## Source data
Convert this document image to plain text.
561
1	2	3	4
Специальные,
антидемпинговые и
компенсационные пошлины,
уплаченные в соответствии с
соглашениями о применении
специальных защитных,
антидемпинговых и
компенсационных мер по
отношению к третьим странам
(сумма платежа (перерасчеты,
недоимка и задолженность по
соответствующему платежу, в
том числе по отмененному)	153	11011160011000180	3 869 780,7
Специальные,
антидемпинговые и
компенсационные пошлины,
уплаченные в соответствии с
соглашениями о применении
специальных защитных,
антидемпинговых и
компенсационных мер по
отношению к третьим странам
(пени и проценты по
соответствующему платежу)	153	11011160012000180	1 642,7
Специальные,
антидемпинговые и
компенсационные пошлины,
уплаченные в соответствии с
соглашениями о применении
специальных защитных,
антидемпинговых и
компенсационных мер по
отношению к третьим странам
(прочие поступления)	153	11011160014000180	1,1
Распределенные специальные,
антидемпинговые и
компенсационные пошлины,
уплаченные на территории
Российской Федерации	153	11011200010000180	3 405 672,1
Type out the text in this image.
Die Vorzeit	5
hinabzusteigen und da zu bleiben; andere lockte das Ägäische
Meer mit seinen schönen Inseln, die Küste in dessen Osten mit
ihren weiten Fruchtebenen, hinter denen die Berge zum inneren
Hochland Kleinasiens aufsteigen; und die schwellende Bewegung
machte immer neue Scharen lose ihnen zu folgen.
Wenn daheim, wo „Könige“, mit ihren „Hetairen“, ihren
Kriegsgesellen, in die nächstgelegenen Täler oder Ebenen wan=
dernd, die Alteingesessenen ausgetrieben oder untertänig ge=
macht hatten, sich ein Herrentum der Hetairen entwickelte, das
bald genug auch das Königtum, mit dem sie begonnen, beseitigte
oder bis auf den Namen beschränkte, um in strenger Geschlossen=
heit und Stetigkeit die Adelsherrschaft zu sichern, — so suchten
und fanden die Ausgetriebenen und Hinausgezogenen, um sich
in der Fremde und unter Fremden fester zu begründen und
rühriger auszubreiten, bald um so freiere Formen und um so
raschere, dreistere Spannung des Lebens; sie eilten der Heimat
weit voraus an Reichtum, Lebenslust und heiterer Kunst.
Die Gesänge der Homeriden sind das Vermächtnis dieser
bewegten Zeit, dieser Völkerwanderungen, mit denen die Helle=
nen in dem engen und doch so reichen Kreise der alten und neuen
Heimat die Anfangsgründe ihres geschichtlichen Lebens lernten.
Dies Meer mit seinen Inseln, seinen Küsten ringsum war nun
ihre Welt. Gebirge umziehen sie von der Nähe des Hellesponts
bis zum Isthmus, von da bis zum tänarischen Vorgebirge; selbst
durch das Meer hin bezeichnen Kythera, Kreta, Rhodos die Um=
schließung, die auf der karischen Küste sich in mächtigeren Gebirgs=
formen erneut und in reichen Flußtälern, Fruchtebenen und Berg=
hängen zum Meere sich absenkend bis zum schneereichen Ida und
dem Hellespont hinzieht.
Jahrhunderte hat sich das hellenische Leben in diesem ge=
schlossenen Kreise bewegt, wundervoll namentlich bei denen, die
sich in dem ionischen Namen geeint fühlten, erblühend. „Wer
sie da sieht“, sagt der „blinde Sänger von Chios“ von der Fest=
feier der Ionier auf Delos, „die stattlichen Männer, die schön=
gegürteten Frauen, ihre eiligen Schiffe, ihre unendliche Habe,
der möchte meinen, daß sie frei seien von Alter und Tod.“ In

## Job
Every entry above needs to be quoted exactly.

## Written reply
Convert this document image to plain text.
561
1	2	3	4
Специальные,
антидемпинговые и
компенсационные пошлины,
уплаченные в соответствии с
соглашениями о применении
специальных защитных,
антидемпинговых и
компенсационных мер по
отношению к третьим странам
(сумма платежа (перерасчеты,
недоимка и задолженность по
соответствующему платежу, в
том числе по отмененному)	153	11011160011000180	3 869 780,7
Специальные,
антидемпинговые и
компенсационные пошлины,
уплаченные в соответствии с
соглашениями о применении
специальных защитных,
антидемпинговых и
компенсационных мер по
отношению к третьим странам
(пени и проценты по
соответствующему платежу)	153	11011160012000180	1 642,7
Специальные,
антидемпинговые и
компенсационные пошлины,
уплаченные в соответствии с
соглашениями о применении
специальных защитных,
антидемпинговых и
компенсационных мер по
отношению к третьим странам
(прочие поступления)	153	11011160014000180	1,1
Распределенные специальные,
антидемпинговые и
компенсационные пошлины,
уплаченные на территории
Российской Федерации	153	11011200010000180	3 405 672,1
Type out the text in this image.
Die Vorzeit	5
hinabzusteigen und da zu bleiben; andere lockte das Ägäische
Meer mit seinen schönen Inseln, die Küste in dessen Osten mit
ihren weiten Fruchtebenen, hinter denen die Berge zum inneren
Hochland Kleinasiens aufsteigen; und die schwellende Bewegung
machte immer neue Scharen lose ihnen zu folgen.
Wenn daheim, wo „Könige“, mit ihren „Hetairen“, ihren
Kriegsgesellen, in die nächstgelegenen Täler oder Ebenen wan=
dernd, die Alteingesessenen ausgetrieben oder untertänig ge=
macht hatten, sich ein Herrentum der Hetairen entwickelte, das
bald genug auch das Königtum, mit dem sie begonnen, beseitigte
oder bis auf den Namen beschränkte, um in strenger Geschlossen=
heit und Stetigkeit die Adelsherrschaft zu sichern, — so suchten
und fanden die Ausgetriebenen und Hinausgezogenen, um sich
in der Fremde und unter Fremden fester zu begründen und
rühriger auszubreiten, bald um so freiere Formen und um so
raschere, dreistere Spannung des Lebens; sie eilten der Heimat
weit voraus an Reichtum, Lebenslust und heiterer Kunst.
Die Gesänge der Homeriden sind das Vermächtnis dieser
bewegten Zeit, dieser Völkerwanderungen, mit denen die Helle=
nen in dem engen und doch so reichen Kreise der alten und neuen
Heimat die Anfangsgründe ihres geschichtlichen Lebens lernten.
Dies Meer mit seinen Inseln, seinen Küsten ringsum war nun
ihre Welt. Gebirge umziehen sie von der Nähe des Hellesponts
bis zum Isthmus, von da bis zum tänarischen Vorgebirge; selbst
durch das Meer hin bezeichnen Kythera, Kreta, Rhodos die Um=
schließung, die auf der karischen Küste sich in mächtigeren Gebirgs=
formen erneut und in reichen Flußtälern, Fruchtebenen und Berg=
hängen zum Meere sich absenkend bis zum schneereichen Ida und
dem Hellespont hinzieht.
Jahrhunderte hat sich das hellenische Leben in diesem ge=
schlossenen Kreise bewegt, wundervoll namentlich bei denen, die
sich in dem ionischen Namen geeint fühlten, erblühend. „Wer
sie da sieht“, sagt der „blinde Sänger von Chios“ von der Fest=
feier der Ionier auf Delos, „die stattlichen Männer, die schön=
gegürteten Frauen, ihre eiligen Schiffe, ihre unendliche Habe,
der möchte meinen, daß sie frei seien von Alter und Tod.“ In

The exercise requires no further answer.